* Written task *
Please give the listing again, word for word, with nothing left out.
━━━ Record excerpts ━━━
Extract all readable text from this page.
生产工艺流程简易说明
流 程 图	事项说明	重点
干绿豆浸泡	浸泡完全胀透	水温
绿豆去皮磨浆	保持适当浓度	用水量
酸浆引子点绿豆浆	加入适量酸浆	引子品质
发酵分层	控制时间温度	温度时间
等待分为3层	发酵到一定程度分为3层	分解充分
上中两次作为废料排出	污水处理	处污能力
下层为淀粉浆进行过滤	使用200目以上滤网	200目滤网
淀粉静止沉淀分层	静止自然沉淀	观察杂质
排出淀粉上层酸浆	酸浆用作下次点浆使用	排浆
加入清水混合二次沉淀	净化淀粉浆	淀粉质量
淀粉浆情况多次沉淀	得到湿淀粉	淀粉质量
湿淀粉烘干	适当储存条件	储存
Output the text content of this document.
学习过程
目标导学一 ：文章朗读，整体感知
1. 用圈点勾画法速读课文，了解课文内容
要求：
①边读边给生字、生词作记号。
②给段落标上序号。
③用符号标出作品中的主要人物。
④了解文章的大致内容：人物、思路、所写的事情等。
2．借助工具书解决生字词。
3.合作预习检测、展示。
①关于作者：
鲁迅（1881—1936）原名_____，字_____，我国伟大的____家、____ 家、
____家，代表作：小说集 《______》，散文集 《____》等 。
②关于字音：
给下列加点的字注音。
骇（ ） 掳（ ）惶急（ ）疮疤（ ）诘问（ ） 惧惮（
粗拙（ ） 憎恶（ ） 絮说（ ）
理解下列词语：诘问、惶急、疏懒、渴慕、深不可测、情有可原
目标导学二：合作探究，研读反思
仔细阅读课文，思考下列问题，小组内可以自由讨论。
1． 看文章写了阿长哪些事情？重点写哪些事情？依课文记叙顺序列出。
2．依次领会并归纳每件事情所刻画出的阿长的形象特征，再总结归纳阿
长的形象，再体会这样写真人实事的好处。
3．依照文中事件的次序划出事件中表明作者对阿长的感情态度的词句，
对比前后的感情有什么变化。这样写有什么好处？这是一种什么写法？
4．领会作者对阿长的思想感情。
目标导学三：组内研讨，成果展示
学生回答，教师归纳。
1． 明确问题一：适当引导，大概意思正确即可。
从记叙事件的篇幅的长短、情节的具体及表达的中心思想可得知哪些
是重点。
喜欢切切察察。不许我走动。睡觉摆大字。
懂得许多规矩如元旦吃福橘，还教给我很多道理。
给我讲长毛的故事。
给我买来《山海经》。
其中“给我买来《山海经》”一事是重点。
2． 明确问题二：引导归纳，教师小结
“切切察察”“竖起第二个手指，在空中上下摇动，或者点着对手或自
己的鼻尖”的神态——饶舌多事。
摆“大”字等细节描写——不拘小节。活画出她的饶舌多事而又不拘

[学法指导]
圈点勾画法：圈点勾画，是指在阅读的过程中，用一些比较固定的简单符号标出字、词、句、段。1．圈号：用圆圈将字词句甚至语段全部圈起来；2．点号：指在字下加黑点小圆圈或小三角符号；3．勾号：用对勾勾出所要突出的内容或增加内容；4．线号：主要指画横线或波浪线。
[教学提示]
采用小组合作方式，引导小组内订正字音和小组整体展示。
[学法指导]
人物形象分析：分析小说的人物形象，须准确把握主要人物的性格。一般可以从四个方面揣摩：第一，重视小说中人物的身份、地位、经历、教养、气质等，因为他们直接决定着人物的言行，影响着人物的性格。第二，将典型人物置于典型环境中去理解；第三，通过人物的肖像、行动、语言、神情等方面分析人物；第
━━━
* Written response *
Extract all readable text from this page.
生产工艺流程简易说明
流 程 图	事项说明	重点
干绿豆浸泡	浸泡完全胀透	水温
绿豆去皮磨浆	保持适当浓度	用水量
酸浆引子点绿豆浆	加入适量酸浆	引子品质
发酵分层	控制时间温度	温度时间
等待分为3层	发酵到一定程度分为3层	分解充分
上中两次作为废料排出	污水处理	处污能力
下层为淀粉浆进行过滤	使用200目以上滤网	200目滤网
淀粉静止沉淀分层	静止自然沉淀	观察杂质
排出淀粉上层酸浆	酸浆用作下次点浆使用	排浆
加入清水混合二次沉淀	净化淀粉浆	淀粉质量
淀粉浆情况多次沉淀	得到湿淀粉	淀粉质量
湿淀粉烘干	适当储存条件	储存
Output the text content of this document.
学习过程
目标导学一 ：文章朗读，整体感知
1. 用圈点勾画法速读课文，了解课文内容
要求：
①边读边给生字、生词作记号。
②给段落标上序号。
③用符号标出作品中的主要人物。
④了解文章的大致内容：人物、思路、所写的事情等。
2．借助工具书解决生字词。
3.合作预习检测、展示。
①关于作者：
鲁迅（1881—1936）原名_____，字_____，我国伟大的____家、____ 家、
____家，代表作：小说集 《______》，散文集 《____》等 。
②关于字音：
给下列加点的字注音。
骇（ ） 掳（ ）惶急（ ）疮疤（ ）诘问（ ） 惧惮（
粗拙（ ） 憎恶（ ） 絮说（ ）
理解下列词语：诘问、惶急、疏懒、渴慕、深不可测、情有可原
目标导学二：合作探究，研读反思
仔细阅读课文，思考下列问题，小组内可以自由讨论。
1． 看文章写了阿长哪些事情？重点写哪些事情？依课文记叙顺序列出。
2．依次领会并归纳每件事情所刻画出的阿长的形象特征，再总结归纳阿
长的形象，再体会这样写真人实事的好处。
3．依照文中事件的次序划出事件中表明作者对阿长的感情态度的词句，
对比前后的感情有什么变化。这样写有什么好处？这是一种什么写法？
4．领会作者对阿长的思想感情。
目标导学三：组内研讨，成果展示
学生回答，教师归纳。
1． 明确问题一：适当引导，大概意思正确即可。
从记叙事件的篇幅的长短、情节的具体及表达的中心思想可得知哪些
是重点。
喜欢切切察察。不许我走动。睡觉摆大字。
懂得许多规矩如元旦吃福橘，还教给我很多道理。
给我讲长毛的故事。
给我买来《山海经》。
其中“给我买来《山海经》”一事是重点。
2． 明确问题二：引导归纳，教师小结
“切切察察”“竖起第二个手指，在空中上下摇动，或者点着对手或自
己的鼻尖”的神态——饶舌多事。
摆“大”字等细节描写——不拘小节。活画出她的饶舌多事而又不拘

[学法指导]
圈点勾画法：圈点勾画，是指在阅读的过程中，用一些比较固定的简单符号标出字、词、句、段。1．圈号：用圆圈将字词句甚至语段全部圈起来；2．点号：指在字下加黑点小圆圈或小三角符号；3．勾号：用对勾勾出所要突出的内容或增加内容；4．线号：主要指画横线或波浪线。
[教学提示]
采用小组合作方式，引导小组内订正字音和小组整体展示。
[学法指导]
人物形象分析：分析小说的人物形象，须准确把握主要人物的性格。一般可以从四个方面揣摩：第一，重视小说中人物的身份、地位、经历、教养、气质等，因为他们直接决定着人物的言行，影响着人物的性格。第二，将典型人物置于典型环境中去理解；第三，通过人物的肖像、行动、语言、神情等方面分析人物；第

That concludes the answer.